WHAT THE TASK REQUIRES:
From the records below, pull each line that has "penelitian".

Data records
━━━

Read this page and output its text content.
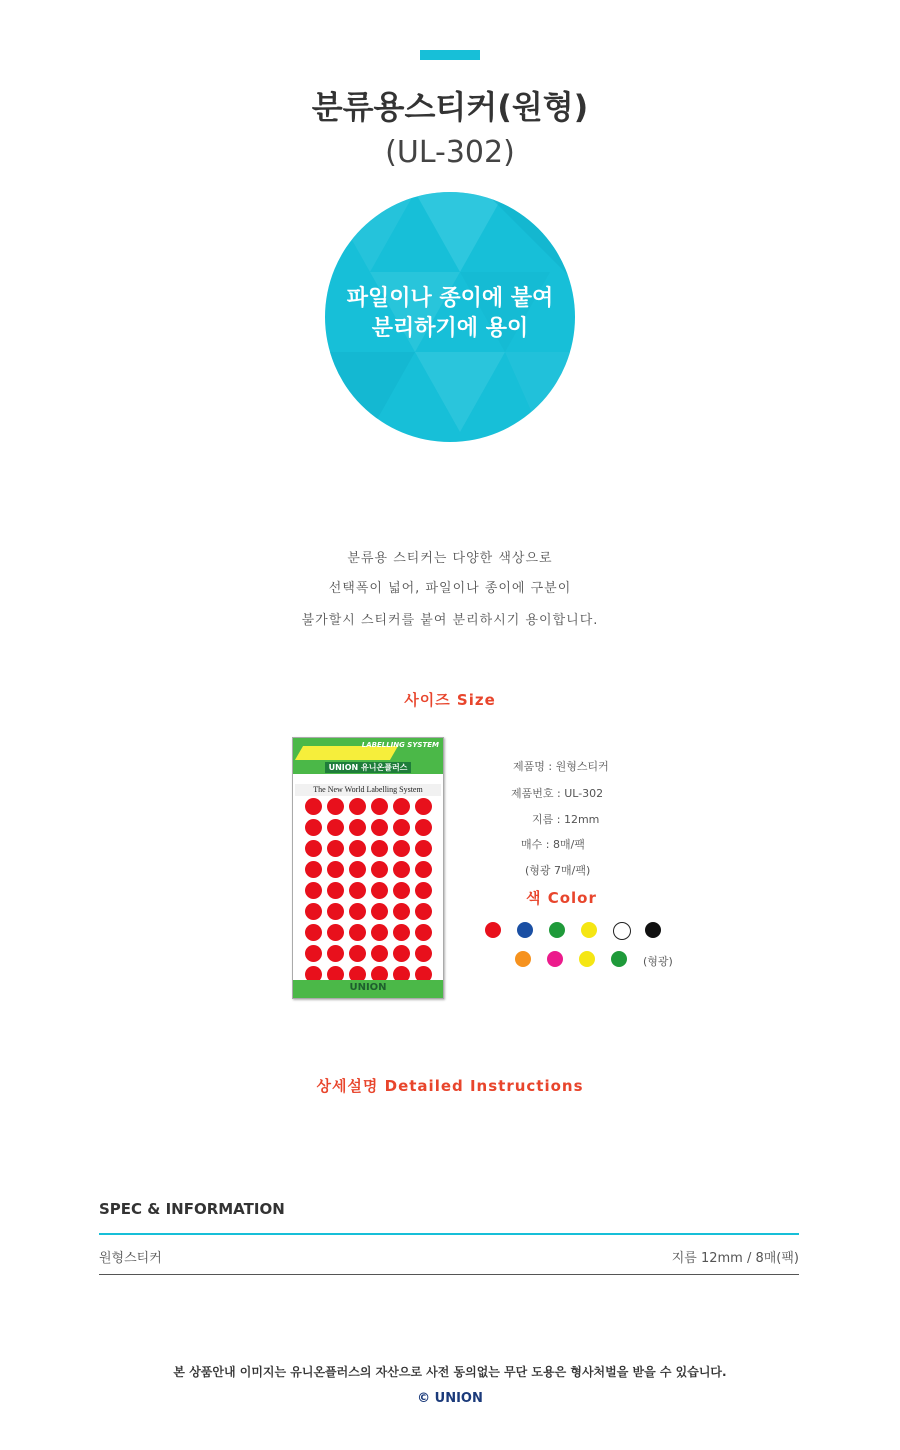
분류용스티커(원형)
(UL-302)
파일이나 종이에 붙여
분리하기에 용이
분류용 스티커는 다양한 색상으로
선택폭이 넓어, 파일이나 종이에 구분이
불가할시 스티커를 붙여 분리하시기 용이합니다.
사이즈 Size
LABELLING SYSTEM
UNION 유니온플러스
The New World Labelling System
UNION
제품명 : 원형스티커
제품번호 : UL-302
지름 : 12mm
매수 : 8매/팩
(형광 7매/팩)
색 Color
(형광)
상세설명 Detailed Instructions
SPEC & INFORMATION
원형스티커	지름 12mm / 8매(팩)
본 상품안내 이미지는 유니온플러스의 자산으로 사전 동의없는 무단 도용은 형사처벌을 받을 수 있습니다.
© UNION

━━━

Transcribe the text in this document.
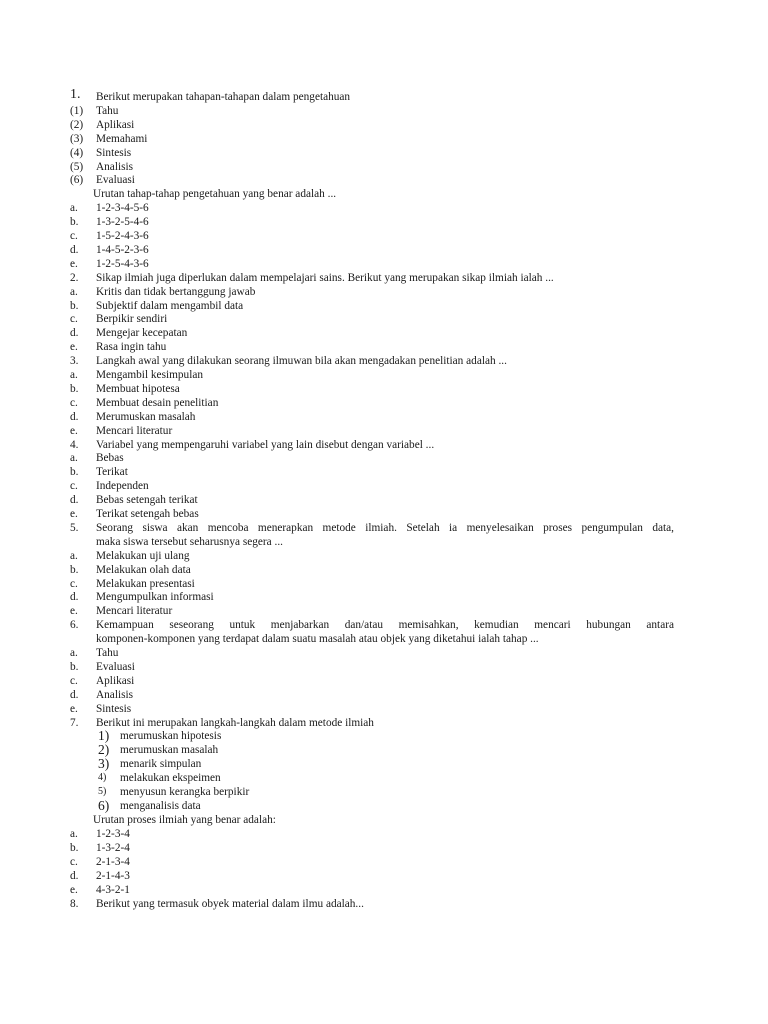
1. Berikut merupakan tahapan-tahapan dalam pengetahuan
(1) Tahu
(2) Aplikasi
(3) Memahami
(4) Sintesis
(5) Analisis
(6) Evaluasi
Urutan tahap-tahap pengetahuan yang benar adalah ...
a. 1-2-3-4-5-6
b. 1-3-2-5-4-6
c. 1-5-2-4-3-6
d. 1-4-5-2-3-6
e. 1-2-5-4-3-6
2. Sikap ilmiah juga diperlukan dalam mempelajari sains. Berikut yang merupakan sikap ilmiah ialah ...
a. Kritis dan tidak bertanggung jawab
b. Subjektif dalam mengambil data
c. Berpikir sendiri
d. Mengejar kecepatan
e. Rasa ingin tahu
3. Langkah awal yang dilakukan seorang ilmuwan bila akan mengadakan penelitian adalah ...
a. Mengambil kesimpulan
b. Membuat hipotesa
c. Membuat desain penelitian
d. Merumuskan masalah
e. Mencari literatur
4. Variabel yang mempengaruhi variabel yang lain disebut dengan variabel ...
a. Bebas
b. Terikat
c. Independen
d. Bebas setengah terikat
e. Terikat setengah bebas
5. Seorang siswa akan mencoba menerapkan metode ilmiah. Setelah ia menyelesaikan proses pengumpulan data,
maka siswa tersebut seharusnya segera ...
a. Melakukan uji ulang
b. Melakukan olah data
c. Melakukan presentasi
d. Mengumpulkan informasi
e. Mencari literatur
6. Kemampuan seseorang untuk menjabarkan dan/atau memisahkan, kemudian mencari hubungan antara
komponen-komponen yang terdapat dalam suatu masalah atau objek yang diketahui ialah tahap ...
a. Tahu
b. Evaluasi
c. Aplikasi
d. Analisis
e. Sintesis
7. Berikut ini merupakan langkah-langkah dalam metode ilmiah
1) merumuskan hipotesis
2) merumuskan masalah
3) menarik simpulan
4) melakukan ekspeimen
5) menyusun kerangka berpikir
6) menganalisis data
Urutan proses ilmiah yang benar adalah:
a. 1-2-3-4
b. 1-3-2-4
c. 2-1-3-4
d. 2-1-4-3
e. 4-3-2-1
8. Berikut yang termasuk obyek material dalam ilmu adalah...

━━━

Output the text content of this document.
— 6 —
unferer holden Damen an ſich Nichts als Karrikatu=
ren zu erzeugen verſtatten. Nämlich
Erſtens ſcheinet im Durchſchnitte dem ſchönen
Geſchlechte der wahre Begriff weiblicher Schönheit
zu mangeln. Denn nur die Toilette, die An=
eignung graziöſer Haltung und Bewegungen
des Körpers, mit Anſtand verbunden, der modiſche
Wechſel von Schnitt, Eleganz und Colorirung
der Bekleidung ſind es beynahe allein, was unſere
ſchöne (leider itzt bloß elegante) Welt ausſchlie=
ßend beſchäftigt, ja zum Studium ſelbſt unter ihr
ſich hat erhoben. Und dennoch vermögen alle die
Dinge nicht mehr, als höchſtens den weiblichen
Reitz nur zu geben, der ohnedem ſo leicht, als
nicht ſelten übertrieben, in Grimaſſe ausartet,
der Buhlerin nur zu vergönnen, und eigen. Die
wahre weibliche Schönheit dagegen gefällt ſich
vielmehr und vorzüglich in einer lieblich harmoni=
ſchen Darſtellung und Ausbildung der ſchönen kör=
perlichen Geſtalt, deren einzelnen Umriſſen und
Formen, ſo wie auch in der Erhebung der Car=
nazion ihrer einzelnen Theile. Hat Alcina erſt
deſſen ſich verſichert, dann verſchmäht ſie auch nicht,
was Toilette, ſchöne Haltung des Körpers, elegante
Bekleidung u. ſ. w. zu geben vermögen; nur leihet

━━━

FINAL ANSWER:
3. Langkah awal yang dilakukan seorang ilmuwan bila akan mengadakan penelitian adalah ...
c. Membuat desain penelitian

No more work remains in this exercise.